The limited amount of fresh sign I’ve found in the mountains has been down low where it’s wetter, with a little bit going up some drainages. I would think if you can find acorns or soft mast down on a big creek then the pigs won’t be far.


----------



## chrislibby88 (Aug 16, 2019)

Big7 said:


> I don't have a .22 WMR. I do have two 10/22's that will drive nails. One has a 3X9X40. The other a Red Dot. Stingers and other hyper-velocity fodder.
> 
> I've killed every one I saw when targeting hog. Just a few with .22rf. Most hogs I kill is when I'm deer hunting in a stand. I would like to find out some land owner's that need a little help with hogs.
> 
> ...


It does well, as long as you hit them in the head. Punches straight through the torso on pigs under 100 lbs too. I might get nervous shooting a 250lb boat in the body with it though.


----------



## Houseme1971 (Aug 16, 2019)

NGA44 said:


> No sign in required for small game anymore. It’s in the reg book.

Records from a dataset
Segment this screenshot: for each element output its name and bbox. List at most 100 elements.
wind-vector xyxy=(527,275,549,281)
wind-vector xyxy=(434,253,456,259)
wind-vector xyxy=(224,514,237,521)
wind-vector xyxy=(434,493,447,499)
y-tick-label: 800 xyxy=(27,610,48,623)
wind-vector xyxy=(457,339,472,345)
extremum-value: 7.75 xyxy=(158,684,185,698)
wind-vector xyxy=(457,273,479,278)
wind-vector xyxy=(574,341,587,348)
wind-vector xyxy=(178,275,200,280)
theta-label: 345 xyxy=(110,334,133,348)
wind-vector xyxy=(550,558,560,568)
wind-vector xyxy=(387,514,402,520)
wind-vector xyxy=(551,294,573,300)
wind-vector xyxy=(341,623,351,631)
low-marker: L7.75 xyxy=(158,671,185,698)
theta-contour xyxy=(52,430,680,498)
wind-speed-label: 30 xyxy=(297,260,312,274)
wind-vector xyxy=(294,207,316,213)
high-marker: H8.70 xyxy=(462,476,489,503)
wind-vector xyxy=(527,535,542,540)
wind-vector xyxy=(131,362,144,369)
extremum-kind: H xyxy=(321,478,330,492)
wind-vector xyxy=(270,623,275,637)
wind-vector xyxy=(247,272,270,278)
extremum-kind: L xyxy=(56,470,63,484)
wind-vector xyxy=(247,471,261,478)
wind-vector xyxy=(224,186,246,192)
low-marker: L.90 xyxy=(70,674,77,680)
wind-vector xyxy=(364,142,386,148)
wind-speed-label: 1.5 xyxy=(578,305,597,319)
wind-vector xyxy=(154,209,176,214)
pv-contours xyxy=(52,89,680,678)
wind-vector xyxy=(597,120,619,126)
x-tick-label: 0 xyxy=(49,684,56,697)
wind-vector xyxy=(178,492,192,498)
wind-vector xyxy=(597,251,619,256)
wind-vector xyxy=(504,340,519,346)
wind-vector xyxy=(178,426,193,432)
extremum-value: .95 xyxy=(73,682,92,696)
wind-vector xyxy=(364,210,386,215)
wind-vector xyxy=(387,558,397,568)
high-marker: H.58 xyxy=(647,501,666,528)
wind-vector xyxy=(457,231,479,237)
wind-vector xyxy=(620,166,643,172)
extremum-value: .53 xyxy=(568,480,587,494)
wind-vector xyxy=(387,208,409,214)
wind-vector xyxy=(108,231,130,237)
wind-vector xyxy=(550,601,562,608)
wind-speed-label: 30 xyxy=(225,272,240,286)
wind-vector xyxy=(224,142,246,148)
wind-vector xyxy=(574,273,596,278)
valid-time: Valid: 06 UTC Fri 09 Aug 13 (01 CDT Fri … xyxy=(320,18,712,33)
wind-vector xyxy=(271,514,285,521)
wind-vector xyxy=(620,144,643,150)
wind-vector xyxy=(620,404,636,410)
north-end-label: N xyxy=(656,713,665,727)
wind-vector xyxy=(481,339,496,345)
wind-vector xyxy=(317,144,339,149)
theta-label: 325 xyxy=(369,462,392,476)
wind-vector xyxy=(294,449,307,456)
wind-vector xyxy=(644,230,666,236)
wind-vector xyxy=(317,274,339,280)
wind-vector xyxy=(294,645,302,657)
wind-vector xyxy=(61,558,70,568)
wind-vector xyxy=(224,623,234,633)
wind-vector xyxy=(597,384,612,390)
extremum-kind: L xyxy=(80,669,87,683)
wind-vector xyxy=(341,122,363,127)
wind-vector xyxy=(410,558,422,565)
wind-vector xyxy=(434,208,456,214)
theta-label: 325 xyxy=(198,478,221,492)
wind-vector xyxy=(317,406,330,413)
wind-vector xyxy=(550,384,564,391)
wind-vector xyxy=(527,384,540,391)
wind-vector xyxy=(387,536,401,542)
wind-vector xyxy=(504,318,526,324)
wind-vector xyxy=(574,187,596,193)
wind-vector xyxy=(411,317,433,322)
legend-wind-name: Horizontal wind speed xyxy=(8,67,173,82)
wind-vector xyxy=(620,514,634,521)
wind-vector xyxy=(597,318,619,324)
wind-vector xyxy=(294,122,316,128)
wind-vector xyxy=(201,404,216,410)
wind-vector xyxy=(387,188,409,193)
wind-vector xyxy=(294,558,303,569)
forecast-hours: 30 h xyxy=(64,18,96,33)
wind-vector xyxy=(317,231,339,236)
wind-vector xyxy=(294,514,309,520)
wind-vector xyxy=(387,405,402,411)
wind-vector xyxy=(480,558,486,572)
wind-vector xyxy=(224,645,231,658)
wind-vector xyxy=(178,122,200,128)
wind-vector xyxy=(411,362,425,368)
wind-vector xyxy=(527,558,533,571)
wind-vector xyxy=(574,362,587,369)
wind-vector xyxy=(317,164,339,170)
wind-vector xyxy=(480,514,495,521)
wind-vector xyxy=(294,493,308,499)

Written tasks:
• A. Restate the paragraph of the hog hunting thread that begins "The limited amount of fresh sign" in one shorter sentence, keeping its main facts.
• B. Write a continuation of the hog hunting thread, starting right after its final sentence.

Per-task answers:
• A. Fresh sign in the mountains has been scarce and mostly down low where it's wetter, with a little up some drainages, so pigs are likely close wherever acorns or soft mast turn up on a big creek.

• B.
oh very nice! It's is tough to keep up with the changes. Thanks for the note.
Mike


----------



## Houseme1971 (Aug 16, 2019)

chrislibby88 said:


> Can’t wait to get out get on some pigs with the .22 mag. Who else is itching?


I just shot the 22 mag at 75 yds. Still can't believe the tight group I get out of this rifle. I am going to hunt Beaver Dam WMA in the morning. It is just North West of Dublin. Anyone have any feedback about that WMA???
Mike


----------



## Bobby Linton (Aug 16, 2019)

Just saw a real nice boar.  I was walking through  an area with a lot of fresh sign and I heard him pop up on my left and start to trot away.  He was big, black, and covered in gray mud. I could see tusks sticking out the side of his mouth. I leveled off as he crossed the fire break about 30 yards in front of me still at a run. The lead felt good and that little voice said fire, but I hesitated.  I was hoping he was about to slow down and I could take a steady shot. He didn't and I missed my chance.  It was exciting either way.  Goodluck guys!


----------



## chrislibby88 (Aug 17, 2019)

Houseme1971 said:


> I just shot the 22 mag at 75 yds. Still can't believe the tight group I get out of this rifle. I am going to hunt Beaver Dam WMA in the morning. It is just North West of Dublin. Anyone have any feedback about that WMA???
> Mike


There a pigs for sure. I would check the middle north side of the property. There are a series of beaver ponds and creek bottoms. I would start there, or head down to the southeast side and cruise some sloughs and creek drainages towards the river.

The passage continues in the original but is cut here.